# [Provided text]
An additional $7.5 million will go to a planning effort in Kensington called Kensington Wellness Corridors that will fund home repairs, help residents battle foreclosures, and improve parks and schools in the neighborhood.

Bill McKinney, the executive director of New Kensington Community Development Corporation, who also lives near McPherson Square, said he was encouraged by the city’s settlement distribution plan. NKCDC and another community nonprofit, Impact Services, will receive some of the neighborhood revitalization funds. Too often, McKinney said, Kensington has been the recipient of “top-down” plans that don’t involve enough community members; this time, he said, the city has worked to partner with community organizations.

McKinney said the effects of the crisis have touched nearly every Kensington resident. “We’re dealing with different types of trauma here — the person sleeping in the street, the child who can’t walk to school, the people living in homes in disrepair,” he said. “This is an epidemic that has been amplified by structural racism, classism, and most people’s desire to contain rather than solve the problem.”

(Structured page parsing data)
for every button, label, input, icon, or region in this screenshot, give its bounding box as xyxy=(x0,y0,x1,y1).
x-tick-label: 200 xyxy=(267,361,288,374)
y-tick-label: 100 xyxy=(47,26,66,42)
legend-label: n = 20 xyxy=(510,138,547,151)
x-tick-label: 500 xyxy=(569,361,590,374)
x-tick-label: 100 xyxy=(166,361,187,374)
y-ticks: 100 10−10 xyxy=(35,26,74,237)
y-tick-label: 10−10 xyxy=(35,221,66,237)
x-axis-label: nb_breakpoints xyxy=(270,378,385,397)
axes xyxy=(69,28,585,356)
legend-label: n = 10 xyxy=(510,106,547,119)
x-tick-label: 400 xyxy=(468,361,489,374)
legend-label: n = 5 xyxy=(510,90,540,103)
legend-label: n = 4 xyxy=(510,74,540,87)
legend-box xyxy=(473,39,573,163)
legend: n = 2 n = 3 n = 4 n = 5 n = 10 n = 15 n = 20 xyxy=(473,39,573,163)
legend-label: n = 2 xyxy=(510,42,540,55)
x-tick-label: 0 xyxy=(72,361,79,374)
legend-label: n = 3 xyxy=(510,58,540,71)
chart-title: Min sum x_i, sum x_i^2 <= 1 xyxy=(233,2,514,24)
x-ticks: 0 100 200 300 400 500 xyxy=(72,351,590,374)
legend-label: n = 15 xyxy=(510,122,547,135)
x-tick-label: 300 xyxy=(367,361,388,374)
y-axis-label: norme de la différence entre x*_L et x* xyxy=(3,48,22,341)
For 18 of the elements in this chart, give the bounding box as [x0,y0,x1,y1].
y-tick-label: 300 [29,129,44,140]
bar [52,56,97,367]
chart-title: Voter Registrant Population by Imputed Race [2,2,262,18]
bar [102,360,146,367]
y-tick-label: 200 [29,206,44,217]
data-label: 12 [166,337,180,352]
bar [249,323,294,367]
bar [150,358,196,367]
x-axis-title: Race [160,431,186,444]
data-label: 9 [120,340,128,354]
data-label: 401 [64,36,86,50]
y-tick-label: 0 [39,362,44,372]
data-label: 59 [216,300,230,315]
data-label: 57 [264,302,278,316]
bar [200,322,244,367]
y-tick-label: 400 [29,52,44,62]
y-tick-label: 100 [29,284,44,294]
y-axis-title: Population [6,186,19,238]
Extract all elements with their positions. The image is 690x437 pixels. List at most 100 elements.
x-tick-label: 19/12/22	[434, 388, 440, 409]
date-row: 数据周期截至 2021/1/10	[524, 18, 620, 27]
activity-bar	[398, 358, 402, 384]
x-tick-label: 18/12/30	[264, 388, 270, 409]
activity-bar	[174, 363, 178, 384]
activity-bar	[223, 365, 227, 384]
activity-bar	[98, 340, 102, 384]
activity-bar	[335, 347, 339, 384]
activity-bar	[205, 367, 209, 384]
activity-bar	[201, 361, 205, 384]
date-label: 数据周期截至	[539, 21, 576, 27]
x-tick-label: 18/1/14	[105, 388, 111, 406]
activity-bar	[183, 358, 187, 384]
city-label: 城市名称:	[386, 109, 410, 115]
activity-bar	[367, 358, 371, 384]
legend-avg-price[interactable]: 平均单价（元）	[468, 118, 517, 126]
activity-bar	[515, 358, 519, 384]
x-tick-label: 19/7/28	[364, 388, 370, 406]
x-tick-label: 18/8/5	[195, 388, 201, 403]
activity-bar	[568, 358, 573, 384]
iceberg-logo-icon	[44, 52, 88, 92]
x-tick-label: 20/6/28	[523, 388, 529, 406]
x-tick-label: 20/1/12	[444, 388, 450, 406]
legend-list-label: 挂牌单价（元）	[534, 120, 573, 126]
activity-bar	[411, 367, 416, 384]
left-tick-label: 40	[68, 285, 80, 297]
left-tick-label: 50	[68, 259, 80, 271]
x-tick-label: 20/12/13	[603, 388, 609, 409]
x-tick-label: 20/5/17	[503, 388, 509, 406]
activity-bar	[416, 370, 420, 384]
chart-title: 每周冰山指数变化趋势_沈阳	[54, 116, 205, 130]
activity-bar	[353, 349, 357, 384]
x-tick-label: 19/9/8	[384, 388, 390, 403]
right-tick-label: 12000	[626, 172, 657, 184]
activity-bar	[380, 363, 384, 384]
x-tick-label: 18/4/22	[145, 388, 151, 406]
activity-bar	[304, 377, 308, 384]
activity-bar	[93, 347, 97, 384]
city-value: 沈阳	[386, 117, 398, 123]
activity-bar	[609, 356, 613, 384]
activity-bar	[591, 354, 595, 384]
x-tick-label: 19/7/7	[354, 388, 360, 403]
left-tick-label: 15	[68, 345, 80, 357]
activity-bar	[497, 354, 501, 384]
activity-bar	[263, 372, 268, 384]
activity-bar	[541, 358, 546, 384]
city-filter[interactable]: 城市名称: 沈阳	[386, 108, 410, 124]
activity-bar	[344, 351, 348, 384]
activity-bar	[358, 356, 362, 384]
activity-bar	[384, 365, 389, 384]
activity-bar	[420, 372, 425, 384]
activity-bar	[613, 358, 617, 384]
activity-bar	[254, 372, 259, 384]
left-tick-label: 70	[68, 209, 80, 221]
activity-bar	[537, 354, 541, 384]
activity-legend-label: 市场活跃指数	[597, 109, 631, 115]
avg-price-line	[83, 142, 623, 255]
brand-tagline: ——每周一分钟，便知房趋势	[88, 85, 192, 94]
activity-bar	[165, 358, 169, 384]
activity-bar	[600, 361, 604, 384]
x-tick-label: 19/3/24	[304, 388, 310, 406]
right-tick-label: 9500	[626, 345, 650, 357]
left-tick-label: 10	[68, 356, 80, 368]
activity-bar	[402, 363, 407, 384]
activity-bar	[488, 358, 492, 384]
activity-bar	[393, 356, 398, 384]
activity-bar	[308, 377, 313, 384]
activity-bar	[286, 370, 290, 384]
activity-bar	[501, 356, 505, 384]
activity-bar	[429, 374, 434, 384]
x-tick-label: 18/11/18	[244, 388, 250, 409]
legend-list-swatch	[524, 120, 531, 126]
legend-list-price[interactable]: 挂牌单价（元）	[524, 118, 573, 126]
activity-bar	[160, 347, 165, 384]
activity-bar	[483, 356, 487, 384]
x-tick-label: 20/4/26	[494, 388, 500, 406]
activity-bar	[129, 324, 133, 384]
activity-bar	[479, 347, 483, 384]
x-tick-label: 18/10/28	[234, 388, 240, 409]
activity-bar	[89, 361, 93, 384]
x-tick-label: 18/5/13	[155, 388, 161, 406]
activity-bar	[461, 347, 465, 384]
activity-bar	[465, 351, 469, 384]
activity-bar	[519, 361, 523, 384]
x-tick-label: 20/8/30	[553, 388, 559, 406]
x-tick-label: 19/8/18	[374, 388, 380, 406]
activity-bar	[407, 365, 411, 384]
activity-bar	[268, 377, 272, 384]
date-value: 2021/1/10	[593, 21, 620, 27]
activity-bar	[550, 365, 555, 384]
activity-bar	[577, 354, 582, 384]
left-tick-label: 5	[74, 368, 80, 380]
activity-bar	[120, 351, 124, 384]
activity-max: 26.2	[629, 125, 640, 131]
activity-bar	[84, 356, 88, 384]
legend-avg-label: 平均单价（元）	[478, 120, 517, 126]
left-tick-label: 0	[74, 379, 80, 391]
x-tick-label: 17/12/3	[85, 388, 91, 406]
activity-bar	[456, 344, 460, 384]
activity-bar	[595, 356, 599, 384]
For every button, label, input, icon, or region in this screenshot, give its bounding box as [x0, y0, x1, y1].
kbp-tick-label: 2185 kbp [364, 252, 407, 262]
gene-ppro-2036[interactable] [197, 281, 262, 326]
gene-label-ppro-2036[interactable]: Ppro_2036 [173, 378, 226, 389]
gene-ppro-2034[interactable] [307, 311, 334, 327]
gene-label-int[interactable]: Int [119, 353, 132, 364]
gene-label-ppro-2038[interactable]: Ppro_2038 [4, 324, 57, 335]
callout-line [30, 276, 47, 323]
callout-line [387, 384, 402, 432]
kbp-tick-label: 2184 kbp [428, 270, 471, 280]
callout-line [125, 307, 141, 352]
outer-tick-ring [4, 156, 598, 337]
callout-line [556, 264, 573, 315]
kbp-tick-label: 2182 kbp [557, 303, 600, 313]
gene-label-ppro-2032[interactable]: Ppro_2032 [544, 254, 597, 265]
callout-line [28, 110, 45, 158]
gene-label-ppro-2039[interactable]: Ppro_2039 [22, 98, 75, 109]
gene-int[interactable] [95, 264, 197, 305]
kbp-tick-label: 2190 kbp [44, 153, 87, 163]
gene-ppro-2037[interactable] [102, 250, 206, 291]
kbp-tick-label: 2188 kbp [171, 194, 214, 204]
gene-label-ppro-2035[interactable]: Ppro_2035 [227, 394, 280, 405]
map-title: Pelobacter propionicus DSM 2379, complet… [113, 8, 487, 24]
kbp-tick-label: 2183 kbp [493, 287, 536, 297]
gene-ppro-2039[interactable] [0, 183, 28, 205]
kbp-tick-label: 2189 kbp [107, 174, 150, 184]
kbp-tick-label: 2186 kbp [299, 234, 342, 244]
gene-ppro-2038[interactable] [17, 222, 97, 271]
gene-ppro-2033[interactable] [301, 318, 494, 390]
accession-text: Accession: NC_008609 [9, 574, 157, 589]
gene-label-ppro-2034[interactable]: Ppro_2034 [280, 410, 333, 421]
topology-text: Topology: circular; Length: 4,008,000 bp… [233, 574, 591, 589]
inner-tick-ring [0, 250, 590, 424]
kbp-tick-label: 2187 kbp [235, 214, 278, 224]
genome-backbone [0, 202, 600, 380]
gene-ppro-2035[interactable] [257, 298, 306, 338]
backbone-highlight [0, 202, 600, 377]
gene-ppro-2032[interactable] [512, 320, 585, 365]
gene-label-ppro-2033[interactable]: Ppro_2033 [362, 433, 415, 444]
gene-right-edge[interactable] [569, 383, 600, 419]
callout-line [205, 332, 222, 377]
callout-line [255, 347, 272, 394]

# [Complete the following]
A. According to the Kensington passage, why was McKinney encouraged by the city's settlement distribution plan?
B. In the Kensington passage, rewrite the portion between "Bill McKinney, the" and "with community organizations.", inclusive, changing "encouraged" to "heartened".
C. List the forces that, according to McKinney in the Kensington passage, have amplified the epidemic.

# [Exercise results]
A. He said Kensington has too often received "top-down" plans that don't involve enough community members. This time, he said, the city worked to partner with community organizations.

B.
Bill McKinney, the executive director of New Kensington Community Development Corporation, who also lives near McPherson Square, said he was heartened by the city’s settlement distribution plan. NKCDC and another community nonprofit, Impact Services, will receive some of the neighborhood revitalization funds. Too often, McKinney said, Kensington has been the recipient of “top-down” plans that don’t involve enough community members; this time, he said, the city has worked to partner with community organizations.

C.
- Structural racism
- Classism
- Most people's desire to contain rather than solve the problem